[Extracted data entries]
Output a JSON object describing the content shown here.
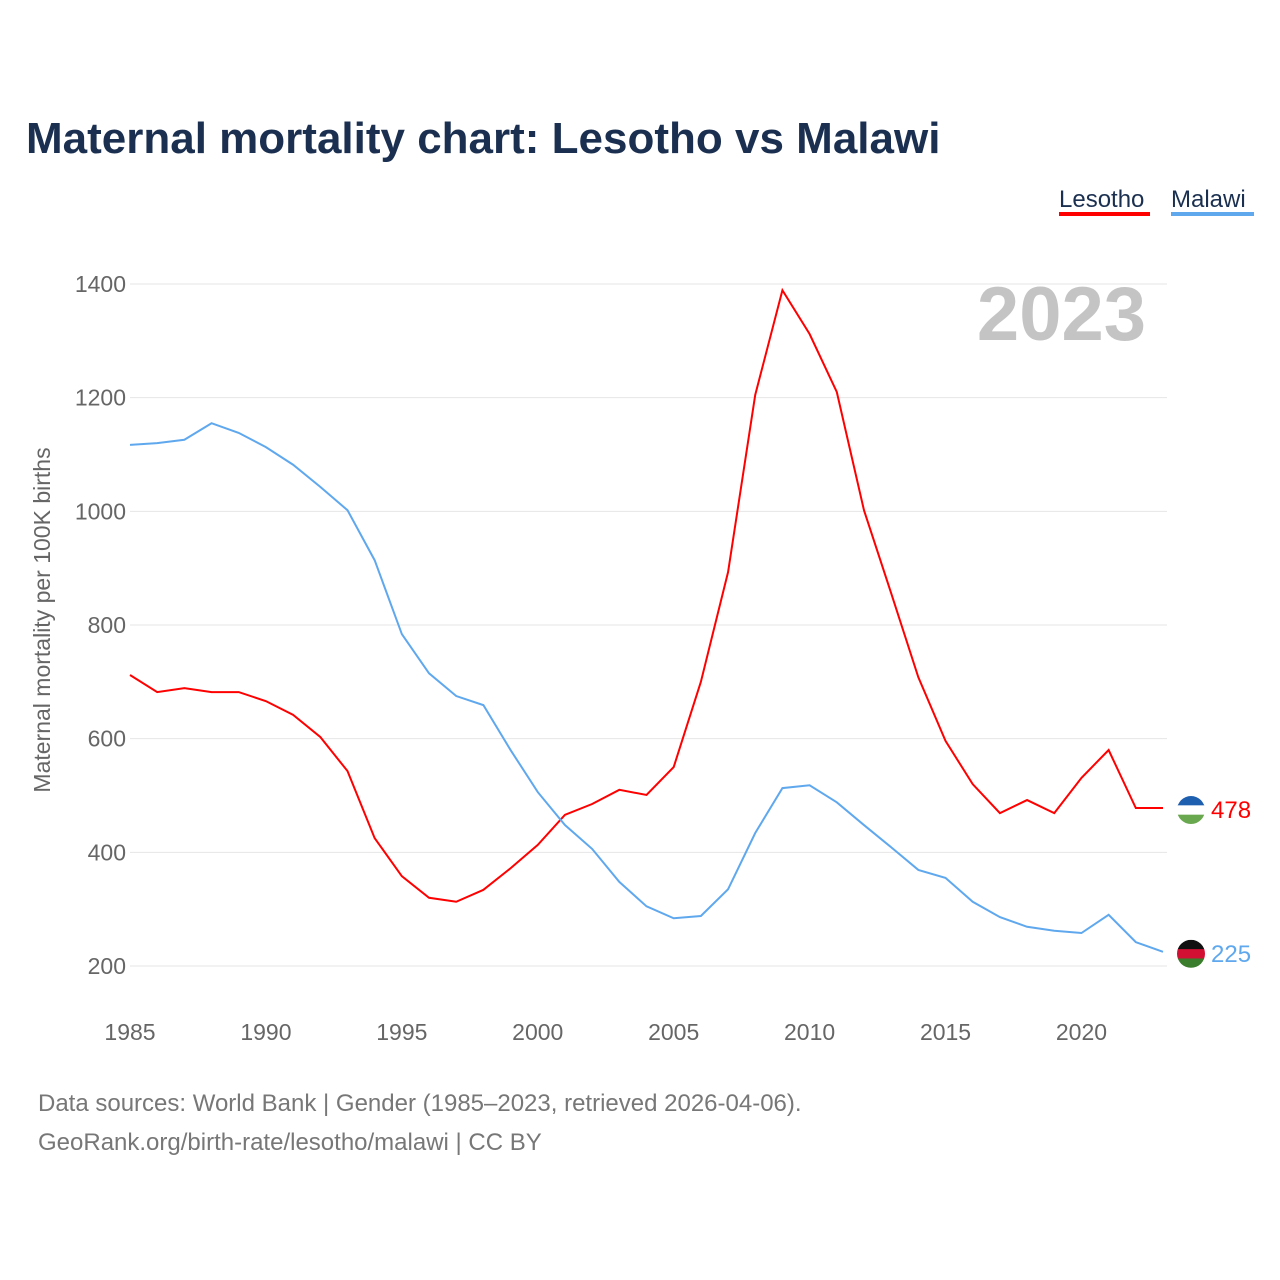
{
  "title": "Maternal mortality chart: Lesotho vs Malawi",
  "year_label": "2023",
  "footer": {
    "line1": "Data sources: World Bank | Gender (1985–2023, retrieved 2026-04-06).",
    "line2": "GeoRank.org/birth-rate/lesotho/malawi | CC BY"
  },
  "chart_data": {
    "type": "line",
    "title": "Maternal mortality chart: Lesotho vs Malawi",
    "xlabel": "",
    "ylabel": "Maternal mortality per 100K births",
    "xlim": [
      1985,
      2023
    ],
    "ylim": [
      200,
      1400
    ],
    "xticks": [
      1985,
      1990,
      1995,
      2000,
      2005,
      2010,
      2015,
      2020
    ],
    "yticks": [
      200,
      400,
      600,
      800,
      1000,
      1200,
      1400
    ],
    "grid": true,
    "legend_placement": "top-right",
    "x": [
      1985,
      1986,
      1987,
      1988,
      1989,
      1990,
      1991,
      1992,
      1993,
      1994,
      1995,
      1996,
      1997,
      1998,
      1999,
      2000,
      2001,
      2002,
      2003,
      2004,
      2005,
      2006,
      2007,
      2008,
      2009,
      2010,
      2011,
      2012,
      2013,
      2014,
      2015,
      2016,
      2017,
      2018,
      2019,
      2020,
      2021,
      2022,
      2023
    ],
    "series": [
      {
        "name": "Lesotho",
        "color": "#ff0000",
        "end_label": "478",
        "values": [
          712,
          682,
          689,
          682,
          682,
          666,
          642,
          603,
          543,
          425,
          358,
          320,
          313,
          334,
          372,
          413,
          466,
          485,
          510,
          501,
          550,
          700,
          893,
          1205,
          1389,
          1312,
          1210,
          1002,
          856,
          708,
          596,
          520,
          469,
          492,
          469,
          531,
          580,
          478,
          478
        ]
      },
      {
        "name": "Malawi",
        "color": "#5fa8ee",
        "end_label": "225",
        "values": [
          1117,
          1120,
          1126,
          1155,
          1138,
          1113,
          1082,
          1043,
          1002,
          914,
          784,
          715,
          675,
          659,
          580,
          506,
          448,
          406,
          348,
          305,
          284,
          288,
          335,
          434,
          513,
          518,
          488,
          448,
          409,
          369,
          355,
          313,
          286,
          269,
          262,
          258,
          290,
          242,
          225
        ]
      }
    ]
  }
}
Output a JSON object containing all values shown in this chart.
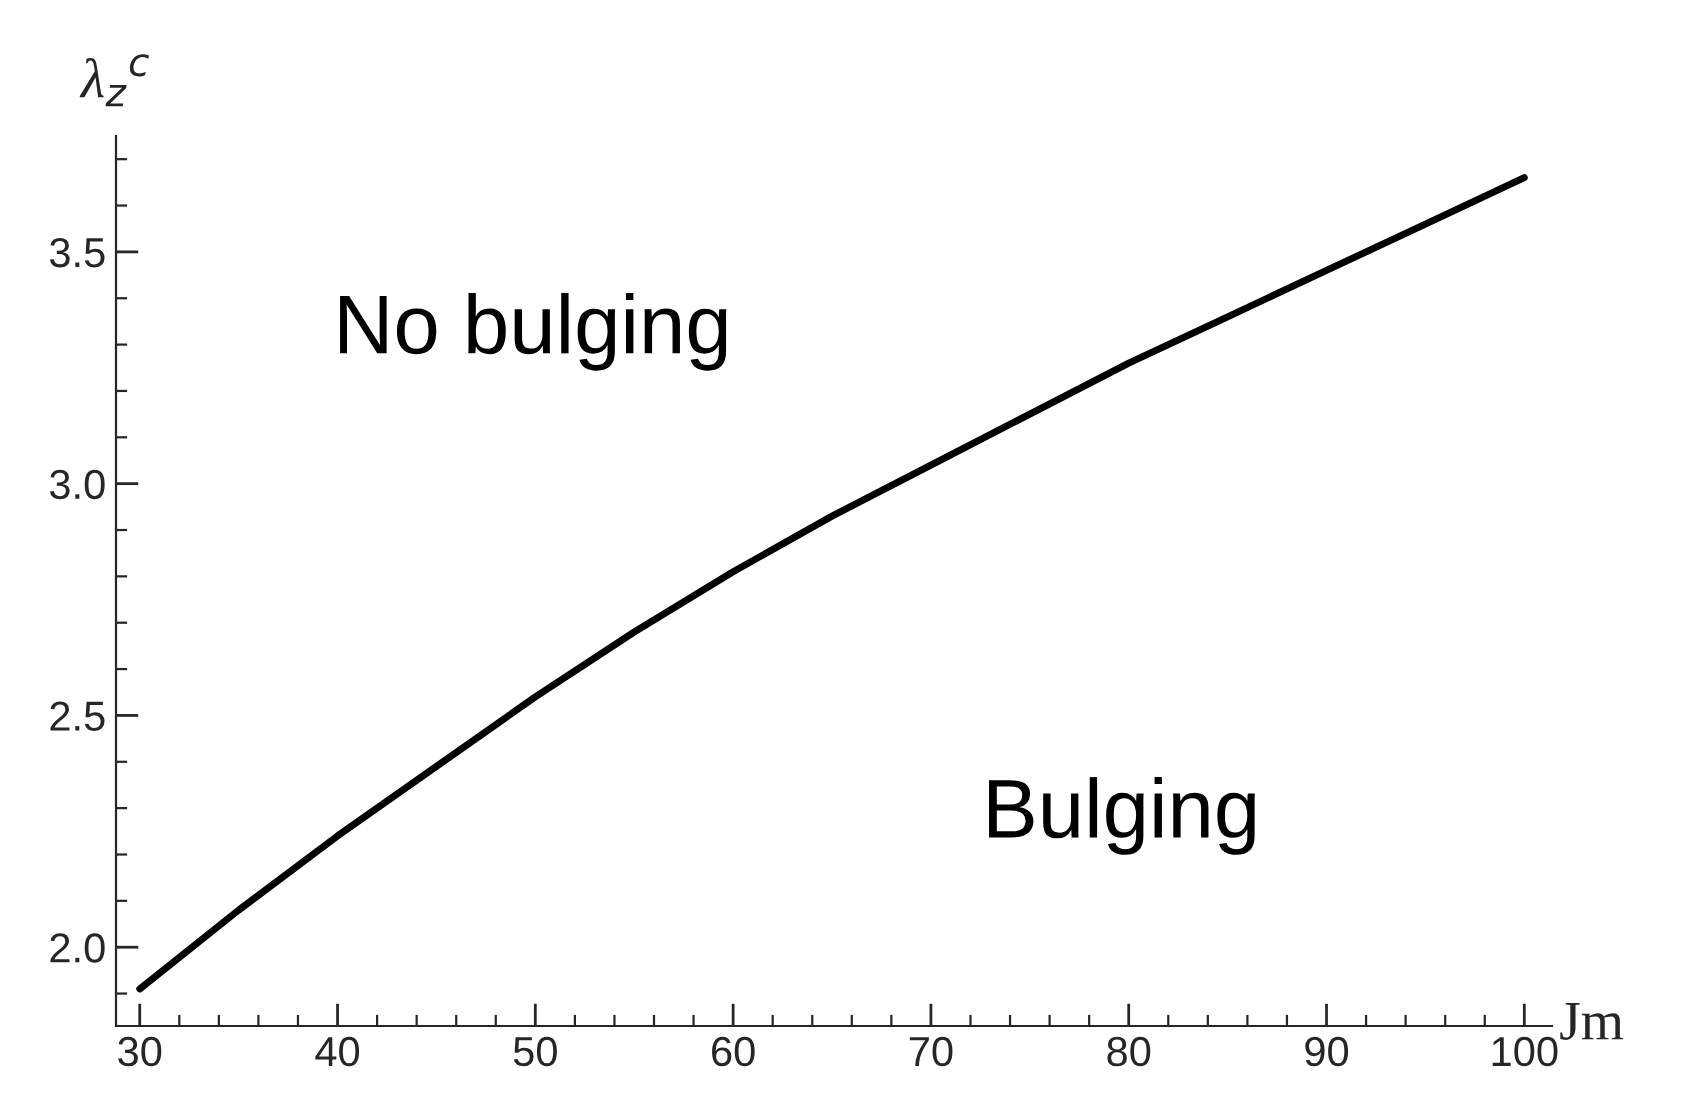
{
  "chart_data": {
    "type": "line",
    "xlabel": "Jm",
    "ylabel": "λ$_{z}$$^{c}$",
    "x": [
      30,
      35,
      40,
      45,
      50,
      55,
      60,
      65,
      70,
      75,
      80,
      85,
      90,
      95,
      100
    ],
    "series": [
      {
        "color": "#000000",
        "values": [
          1.91,
          2.08,
          2.24,
          2.39,
          2.54,
          2.68,
          2.81,
          2.93,
          3.04,
          3.15,
          3.26,
          3.36,
          3.46,
          3.56,
          3.66
        ]
      }
    ],
    "xlim": [
      28.8,
      101.4
    ],
    "xticks": [
      30,
      40,
      50,
      60,
      70,
      80,
      90,
      100
    ],
    "ylim": [
      1.83,
      3.75
    ],
    "yticks": [
      {
        "value": 2.0,
        "label": "2.0"
      },
      2.5,
      {
        "value": 3.0,
        "label": "3.0"
      },
      3.5
    ],
    "grid": false,
    "legend": false,
    "marker": "none",
    "line_style": "solid",
    "annotations": [
      "No bulging",
      "Bulging"
    ]
  }
}
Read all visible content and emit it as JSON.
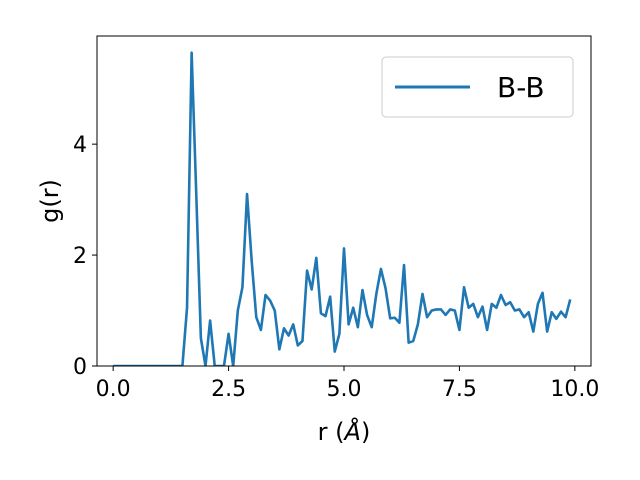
{
  "chart_data": {
    "type": "line",
    "xlabel_base": "r (",
    "xlabel_unit": "Å",
    "xlabel_close": ")",
    "ylabel": "g(r)",
    "xlim": [
      -0.35,
      10.35
    ],
    "ylim": [
      0,
      5.95
    ],
    "xticks": [
      0.0,
      2.5,
      5.0,
      7.5,
      10.0
    ],
    "xtick_labels": [
      "0.0",
      "2.5",
      "5.0",
      "7.5",
      "10.0"
    ],
    "yticks": [
      0,
      2,
      4
    ],
    "ytick_labels": [
      "0",
      "2",
      "4"
    ],
    "grid": false,
    "legend_position": "top-right",
    "series": [
      {
        "name": "B-B",
        "color": "#1f77b4",
        "x": [
          0.0,
          0.1,
          0.2,
          0.3,
          0.4,
          0.5,
          0.6,
          0.7,
          0.8,
          0.9,
          1.0,
          1.1,
          1.2,
          1.3,
          1.4,
          1.5,
          1.6,
          1.7,
          1.8,
          1.9,
          2.0,
          2.1,
          2.2,
          2.3,
          2.4,
          2.5,
          2.6,
          2.7,
          2.8,
          2.9,
          3.0,
          3.1,
          3.2,
          3.3,
          3.4,
          3.5,
          3.6,
          3.7,
          3.8,
          3.9,
          4.0,
          4.1,
          4.2,
          4.3,
          4.4,
          4.5,
          4.6,
          4.7,
          4.8,
          4.9,
          5.0,
          5.1,
          5.2,
          5.3,
          5.4,
          5.5,
          5.6,
          5.7,
          5.8,
          5.9,
          6.0,
          6.1,
          6.2,
          6.3,
          6.4,
          6.5,
          6.6,
          6.7,
          6.8,
          6.9,
          7.0,
          7.1,
          7.2,
          7.3,
          7.4,
          7.5,
          7.6,
          7.7,
          7.8,
          7.9,
          8.0,
          8.1,
          8.2,
          8.3,
          8.4,
          8.5,
          8.6,
          8.7,
          8.8,
          8.9,
          9.0,
          9.1,
          9.2,
          9.3,
          9.4,
          9.5,
          9.6,
          9.7,
          9.8,
          9.9
        ],
        "y": [
          0,
          0,
          0,
          0,
          0,
          0,
          0,
          0,
          0,
          0,
          0,
          0,
          0,
          0,
          0,
          0,
          1.05,
          5.65,
          3.1,
          0.5,
          0.0,
          0.82,
          0.0,
          0.0,
          0.0,
          0.58,
          0.0,
          1.0,
          1.42,
          3.1,
          1.9,
          0.88,
          0.65,
          1.28,
          1.18,
          1.0,
          0.3,
          0.68,
          0.55,
          0.75,
          0.37,
          0.45,
          1.72,
          1.38,
          1.95,
          0.95,
          0.9,
          1.25,
          0.26,
          0.58,
          2.12,
          0.75,
          1.05,
          0.7,
          1.37,
          0.92,
          0.7,
          1.3,
          1.75,
          1.4,
          0.86,
          0.87,
          0.78,
          1.82,
          0.42,
          0.45,
          0.75,
          1.3,
          0.88,
          1.0,
          1.02,
          1.02,
          0.92,
          1.02,
          1.0,
          0.65,
          1.42,
          1.05,
          1.12,
          0.88,
          1.07,
          0.65,
          1.12,
          1.05,
          1.28,
          1.1,
          1.15,
          1.0,
          1.02,
          0.88,
          0.97,
          0.62,
          1.12,
          1.32,
          0.62,
          0.97,
          0.85,
          0.98,
          0.88,
          1.2
        ]
      }
    ]
  }
}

* _WORK TO COMPLETE_: Make an exact copy of all the material, but keep the pictures out of it.

* _PROBLEM SOLUTION_:
Output a JSON object describing the content shown here.
{
  "title": "Maternal mortality chart: Lesotho vs Malawi",
  "year_label": "2023",
  "footer": {
    "line1": "Data sources: World Bank | Gender (1985–2023, retrieved 2026-04-06).",
    "line2": "GeoRank.org/birth-rate/lesotho/malawi | CC BY"
  },
  "chart_data": {
    "type": "line",
    "title": "Maternal mortality chart: Lesotho vs Malawi",
    "xlabel": "",
    "ylabel": "Maternal mortality per 100K births",
    "xlim": [
      1985,
      2023
    ],
    "ylim": [
      200,
      1400
    ],
    "xticks": [
      1985,
      1990,
      1995,
      2000,
      2005,
      2010,
      2015,
      2020
    ],
    "yticks": [
      200,
      400,
      600,
      800,
      1000,
      1200,
      1400
    ],
    "grid": true,
    "legend_placement": "top-right",
    "x": [
      1985,
      1986,
      1987,
      1988,
      1989,
      1990,
      1991,
      1992,
      1993,
      1994,
      1995,
      1996,
      1997,
      1998,
      1999,
      2000,
      2001,
      2002,
      2003,
      2004,
      2005,
      2006,
      2007,
      2008,
      2009,
      2010,
      2011,
      2012,
      2013,
      2014,
      2015,
      2016,
      2017,
      2018,
      2019,
      2020,
      2021,
      2022,
      2023
    ],
    "series": [
      {
        "name": "Lesotho",
        "color": "#ff0000",
        "end_label": "478",
        "values": [
          712,
          682,
          689,
          682,
          682,
          666,
          642,
          603,
          543,
          425,
          358,
          320,
          313,
          334,
          372,
          413,
          466,
          485,
          510,
          501,
          550,
          700,
          893,
          1205,
          1389,
          1312,
          1210,
          1002,
          856,
          708,
          596,
          520,
          469,
          492,
          469,
          531,
          580,
          478,
          478
        ]
      },
      {
        "name": "Malawi",
        "color": "#5fa8ee",
        "end_label": "225",
        "values": [
          1117,
          1120,
          1126,
          1155,
          1138,
          1113,
          1082,
          1043,
          1002,
          914,
          784,
          715,
          675,
          659,
          580,
          506,
          448,
          406,
          348,
          305,
          284,
          288,
          335,
          434,
          513,
          518,
          488,
          448,
          409,
          369,
          355,
          313,
          286,
          269,
          262,
          258,
          290,
          242,
          225
        ]
      }
    ]
  }
}
Output a JSON object containing all values shown in this chart.
{
  "chart_data": {
    "type": "line",
    "xlabel": "Jm",
    "ylabel": "λ$_{z}$$^{c}$",
    "x": [
      30,
      35,
      40,
      45,
      50,
      55,
      60,
      65,
      70,
      75,
      80,
      85,
      90,
      95,
      100
    ],
    "series": [
      {
        "color": "#000000",
        "values": [
          1.91,
          2.08,
          2.24,
          2.39,
          2.54,
          2.68,
          2.81,
          2.93,
          3.04,
          3.15,
          3.26,
          3.36,
          3.46,
          3.56,
          3.66
        ]
      }
    ],
    "xlim": [
      28.8,
      101.4
    ],
    "xticks": [
      30,
      40,
      50,
      60,
      70,
      80,
      90,
      100
    ],
    "ylim": [
      1.83,
      3.75
    ],
    "yticks": [
      {
        "value": 2.0,
        "label": "2.0"
      },
      2.5,
      {
        "value": 3.0,
        "label": "3.0"
      },
      3.5
    ],
    "grid": false,
    "legend": false,
    "marker": "none",
    "line_style": "solid",
    "annotations": [
      "No bulging",
      "Bulging"
    ]
  }
}
Read all visible content and emit it as JSON.
{
  "chart_data": {
    "type": "line",
    "xlabel_base": "r (",
    "xlabel_unit": "Å",
    "xlabel_close": ")",
    "ylabel": "g(r)",
    "xlim": [
      -0.35,
      10.35
    ],
    "ylim": [
      0,
      5.95
    ],
    "xticks": [
      0.0,
      2.5,
      5.0,
      7.5,
      10.0
    ],
    "xtick_labels": [
      "0.0",
      "2.5",
      "5.0",
      "7.5",
      "10.0"
    ],
    "yticks": [
      0,
      2,
      4
    ],
    "ytick_labels": [
      "0",
      "2",
      "4"
    ],
    "grid": false,
    "legend_position": "top-right",
    "series": [
      {
        "name": "B-B",
        "color": "#1f77b4",
        "x": [
          0.0,
          0.1,
          0.2,
          0.3,
          0.4,
          0.5,
          0.6,
          0.7,
          0.8,
          0.9,
          1.0,
          1.1,
          1.2,
          1.3,
          1.4,
          1.5,
          1.6,
          1.7,
          1.8,
          1.9,
          2.0,
          2.1,
          2.2,
          2.3,
          2.4,
          2.5,
          2.6,
          2.7,
          2.8,
          2.9,
          3.0,
          3.1,
          3.2,
          3.3,
          3.4,
          3.5,
          3.6,
          3.7,
          3.8,
          3.9,
          4.0,
          4.1,
          4.2,
          4.3,
          4.4,
          4.5,
          4.6,
          4.7,
          4.8,
          4.9,
          5.0,
          5.1,
          5.2,
          5.3,
          5.4,
          5.5,
          5.6,
          5.7,
          5.8,
          5.9,
          6.0,
          6.1,
          6.2,
          6.3,
          6.4,
          6.5,
          6.6,
          6.7,
          6.8,
          6.9,
          7.0,
          7.1,
          7.2,
          7.3,
          7.4,
          7.5,
          7.6,
          7.7,
          7.8,
          7.9,
          8.0,
          8.1,
          8.2,
          8.3,
          8.4,
          8.5,
          8.6,
          8.7,
          8.8,
          8.9,
          9.0,
          9.1,
          9.2,
          9.3,
          9.4,
          9.5,
          9.6,
          9.7,
          9.8,
          9.9
        ],
        "y": [
          0,
          0,
          0,
          0,
          0,
          0,
          0,
          0,
          0,
          0,
          0,
          0,
          0,
          0,
          0,
          0,
          1.05,
          5.65,
          3.1,
          0.5,
          0.0,
          0.82,
          0.0,
          0.0,
          0.0,
          0.58,
          0.0,
          1.0,
          1.42,
          3.1,
          1.9,
          0.88,
          0.65,
          1.28,
          1.18,
          1.0,
          0.3,
          0.68,
          0.55,
          0.75,
          0.37,
          0.45,
          1.72,
          1.38,
          1.95,
          0.95,
          0.9,
          1.25,
          0.26,
          0.58,
          2.12,
          0.75,
          1.05,
          0.7,
          1.37,
          0.92,
          0.7,
          1.3,
          1.75,
          1.4,
          0.86,
          0.87,
          0.78,
          1.82,
          0.42,
          0.45,
          0.75,
          1.3,
          0.88,
          1.0,
          1.02,
          1.02,
          0.92,
          1.02,
          1.0,
          0.65,
          1.42,
          1.05,
          1.12,
          0.88,
          1.07,
          0.65,
          1.12,
          1.05,
          1.28,
          1.1,
          1.15,
          1.0,
          1.02,
          0.88,
          0.97,
          0.62,
          1.12,
          1.32,
          0.62,
          0.97,
          0.85,
          0.98,
          0.88,
          1.2
        ]
      }
    ]
  }
}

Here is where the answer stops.